- Directions: Copy the listing below in full and skip every picture.

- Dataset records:

--------------------------------------------------

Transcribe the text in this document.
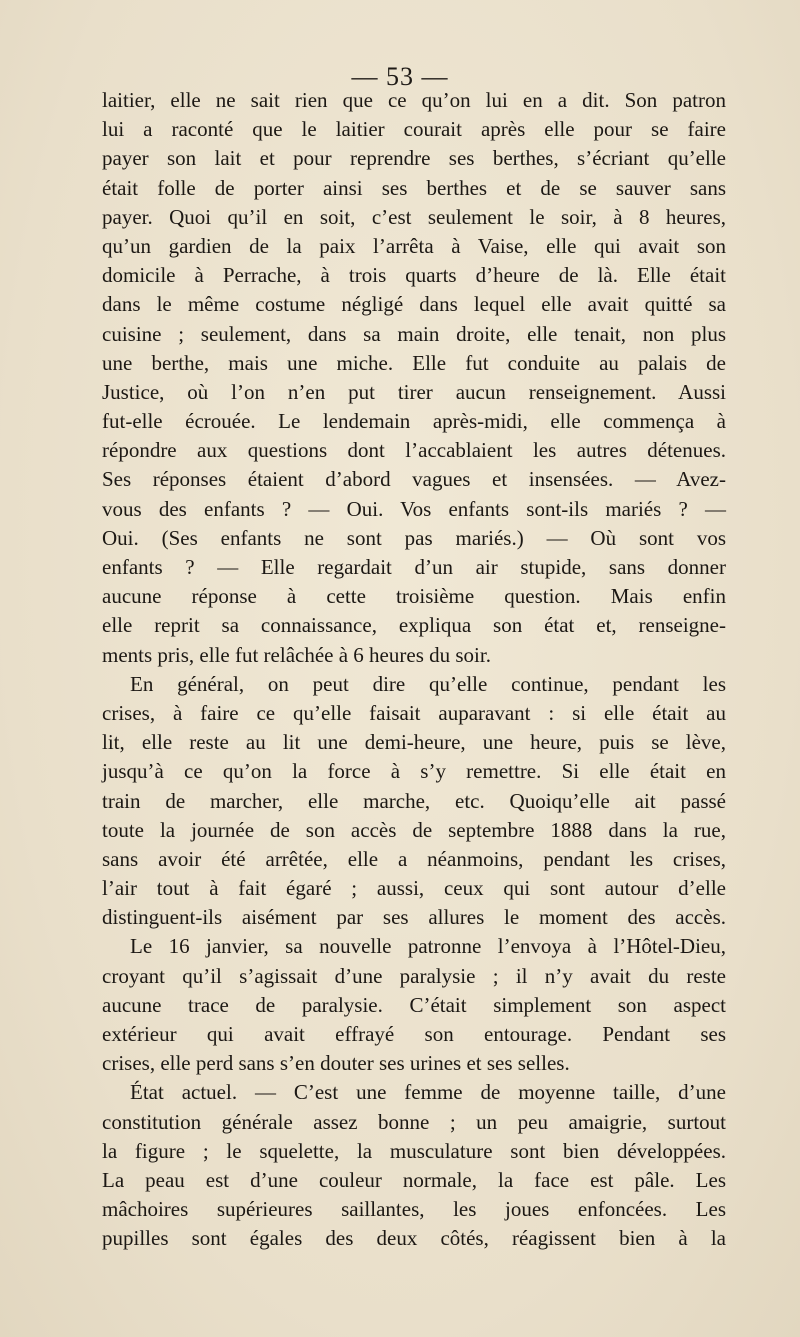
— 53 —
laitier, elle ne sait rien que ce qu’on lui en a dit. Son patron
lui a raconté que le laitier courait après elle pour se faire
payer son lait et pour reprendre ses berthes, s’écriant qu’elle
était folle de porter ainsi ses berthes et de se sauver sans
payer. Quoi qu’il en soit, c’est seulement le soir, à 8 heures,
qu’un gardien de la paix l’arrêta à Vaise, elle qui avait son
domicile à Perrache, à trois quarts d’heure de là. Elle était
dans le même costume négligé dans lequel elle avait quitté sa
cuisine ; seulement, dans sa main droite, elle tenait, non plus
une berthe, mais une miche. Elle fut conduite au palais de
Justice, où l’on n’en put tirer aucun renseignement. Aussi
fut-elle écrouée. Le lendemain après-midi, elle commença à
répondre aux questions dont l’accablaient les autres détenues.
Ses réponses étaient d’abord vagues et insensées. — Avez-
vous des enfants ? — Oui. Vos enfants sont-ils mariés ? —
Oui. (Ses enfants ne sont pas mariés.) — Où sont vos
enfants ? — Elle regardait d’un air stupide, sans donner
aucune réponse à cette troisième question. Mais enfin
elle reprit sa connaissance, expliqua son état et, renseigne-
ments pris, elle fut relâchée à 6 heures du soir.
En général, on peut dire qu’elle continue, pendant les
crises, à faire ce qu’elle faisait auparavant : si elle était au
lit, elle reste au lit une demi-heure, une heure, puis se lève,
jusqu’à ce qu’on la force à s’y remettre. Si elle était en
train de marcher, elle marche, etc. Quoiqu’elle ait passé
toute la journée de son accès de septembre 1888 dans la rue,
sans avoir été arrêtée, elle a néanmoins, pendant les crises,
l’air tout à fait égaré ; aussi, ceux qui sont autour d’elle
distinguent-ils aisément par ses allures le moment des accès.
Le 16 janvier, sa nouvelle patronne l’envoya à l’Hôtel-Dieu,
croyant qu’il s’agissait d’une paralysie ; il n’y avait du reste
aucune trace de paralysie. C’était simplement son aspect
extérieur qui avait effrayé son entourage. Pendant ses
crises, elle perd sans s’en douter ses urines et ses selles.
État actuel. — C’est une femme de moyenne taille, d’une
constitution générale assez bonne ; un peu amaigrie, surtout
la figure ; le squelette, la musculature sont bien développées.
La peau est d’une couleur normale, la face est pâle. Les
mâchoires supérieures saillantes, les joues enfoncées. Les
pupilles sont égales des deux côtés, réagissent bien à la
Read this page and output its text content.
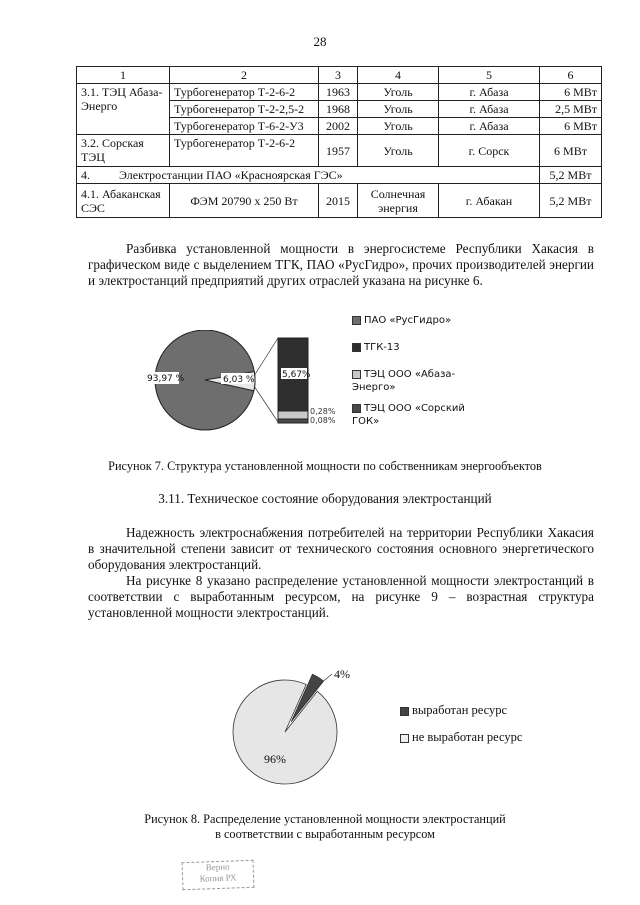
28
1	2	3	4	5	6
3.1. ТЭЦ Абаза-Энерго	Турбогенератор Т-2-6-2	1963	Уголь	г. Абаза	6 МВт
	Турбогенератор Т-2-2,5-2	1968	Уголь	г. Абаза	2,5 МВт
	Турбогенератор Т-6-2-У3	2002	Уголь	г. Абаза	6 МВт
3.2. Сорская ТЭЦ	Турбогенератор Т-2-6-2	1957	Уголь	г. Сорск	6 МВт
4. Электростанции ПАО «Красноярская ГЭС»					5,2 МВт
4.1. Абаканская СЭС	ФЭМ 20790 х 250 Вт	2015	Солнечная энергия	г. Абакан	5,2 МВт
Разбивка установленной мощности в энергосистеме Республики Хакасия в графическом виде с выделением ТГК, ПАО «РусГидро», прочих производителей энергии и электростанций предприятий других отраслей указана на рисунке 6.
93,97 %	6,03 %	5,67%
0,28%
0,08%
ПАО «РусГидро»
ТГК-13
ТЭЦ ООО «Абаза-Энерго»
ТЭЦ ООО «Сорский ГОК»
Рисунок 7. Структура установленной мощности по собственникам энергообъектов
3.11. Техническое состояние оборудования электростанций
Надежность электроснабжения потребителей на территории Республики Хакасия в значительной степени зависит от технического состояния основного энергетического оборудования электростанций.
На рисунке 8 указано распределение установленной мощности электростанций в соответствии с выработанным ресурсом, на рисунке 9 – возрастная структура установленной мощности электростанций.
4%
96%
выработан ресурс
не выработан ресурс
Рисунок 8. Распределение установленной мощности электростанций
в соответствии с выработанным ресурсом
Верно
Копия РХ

--------------------------------------------------

- Task response:
Transcribe the text in this document.
— 53 —
laitier, elle ne sait rien que ce qu’on lui en a dit. Son patron
lui a raconté que le laitier courait après elle pour se faire
payer son lait et pour reprendre ses berthes, s’écriant qu’elle
était folle de porter ainsi ses berthes et de se sauver sans
payer. Quoi qu’il en soit, c’est seulement le soir, à 8 heures,
qu’un gardien de la paix l’arrêta à Vaise, elle qui avait son
domicile à Perrache, à trois quarts d’heure de là. Elle était
dans le même costume négligé dans lequel elle avait quitté sa
cuisine ; seulement, dans sa main droite, elle tenait, non plus
une berthe, mais une miche. Elle fut conduite au palais de
Justice, où l’on n’en put tirer aucun renseignement. Aussi
fut-elle écrouée. Le lendemain après-midi, elle commença à
répondre aux questions dont l’accablaient les autres détenues.
Ses réponses étaient d’abord vagues et insensées. — Avez-
vous des enfants ? — Oui. Vos enfants sont-ils mariés ? —
Oui. (Ses enfants ne sont pas mariés.) — Où sont vos
enfants ? — Elle regardait d’un air stupide, sans donner
aucune réponse à cette troisième question. Mais enfin
elle reprit sa connaissance, expliqua son état et, renseigne-
ments pris, elle fut relâchée à 6 heures du soir.
En général, on peut dire qu’elle continue, pendant les
crises, à faire ce qu’elle faisait auparavant : si elle était au
lit, elle reste au lit une demi-heure, une heure, puis se lève,
jusqu’à ce qu’on la force à s’y remettre. Si elle était en
train de marcher, elle marche, etc. Quoiqu’elle ait passé
toute la journée de son accès de septembre 1888 dans la rue,
sans avoir été arrêtée, elle a néanmoins, pendant les crises,
l’air tout à fait égaré ; aussi, ceux qui sont autour d’elle
distinguent-ils aisément par ses allures le moment des accès.
Le 16 janvier, sa nouvelle patronne l’envoya à l’Hôtel-Dieu,
croyant qu’il s’agissait d’une paralysie ; il n’y avait du reste
aucune trace de paralysie. C’était simplement son aspect
extérieur qui avait effrayé son entourage. Pendant ses
crises, elle perd sans s’en douter ses urines et ses selles.
État actuel. — C’est une femme de moyenne taille, d’une
constitution générale assez bonne ; un peu amaigrie, surtout
la figure ; le squelette, la musculature sont bien développées.
La peau est d’une couleur normale, la face est pâle. Les
mâchoires supérieures saillantes, les joues enfoncées. Les
pupilles sont égales des deux côtés, réagissent bien à la
Read this page and output its text content.
28
1	2	3	4	5	6
3.1. ТЭЦ Абаза-Энерго	Турбогенератор Т-2-6-2	1963	Уголь	г. Абаза	6 МВт
	Турбогенератор Т-2-2,5-2	1968	Уголь	г. Абаза	2,5 МВт
	Турбогенератор Т-6-2-У3	2002	Уголь	г. Абаза	6 МВт
3.2. Сорская ТЭЦ	Турбогенератор Т-2-6-2	1957	Уголь	г. Сорск	6 МВт
4. Электростанции ПАО «Красноярская ГЭС»					5,2 МВт
4.1. Абаканская СЭС	ФЭМ 20790 х 250 Вт	2015	Солнечная энергия	г. Абакан	5,2 МВт
Разбивка установленной мощности в энергосистеме Республики Хакасия в графическом виде с выделением ТГК, ПАО «РусГидро», прочих производителей энергии и электростанций предприятий других отраслей указана на рисунке 6.
93,97 %	6,03 %	5,67%
0,28%
0,08%
ПАО «РусГидро»
ТГК-13
ТЭЦ ООО «Абаза-Энерго»
ТЭЦ ООО «Сорский ГОК»
Рисунок 7. Структура установленной мощности по собственникам энергообъектов
3.11. Техническое состояние оборудования электростанций
Надежность электроснабжения потребителей на территории Республики Хакасия в значительной степени зависит от технического состояния основного энергетического оборудования электростанций.
На рисунке 8 указано распределение установленной мощности электростанций в соответствии с выработанным ресурсом, на рисунке 9 – возрастная структура установленной мощности электростанций.
4%
96%
выработан ресурс
не выработан ресурс
Рисунок 8. Распределение установленной мощности электростанций
в соответствии с выработанным ресурсом
Верно
Копия РХ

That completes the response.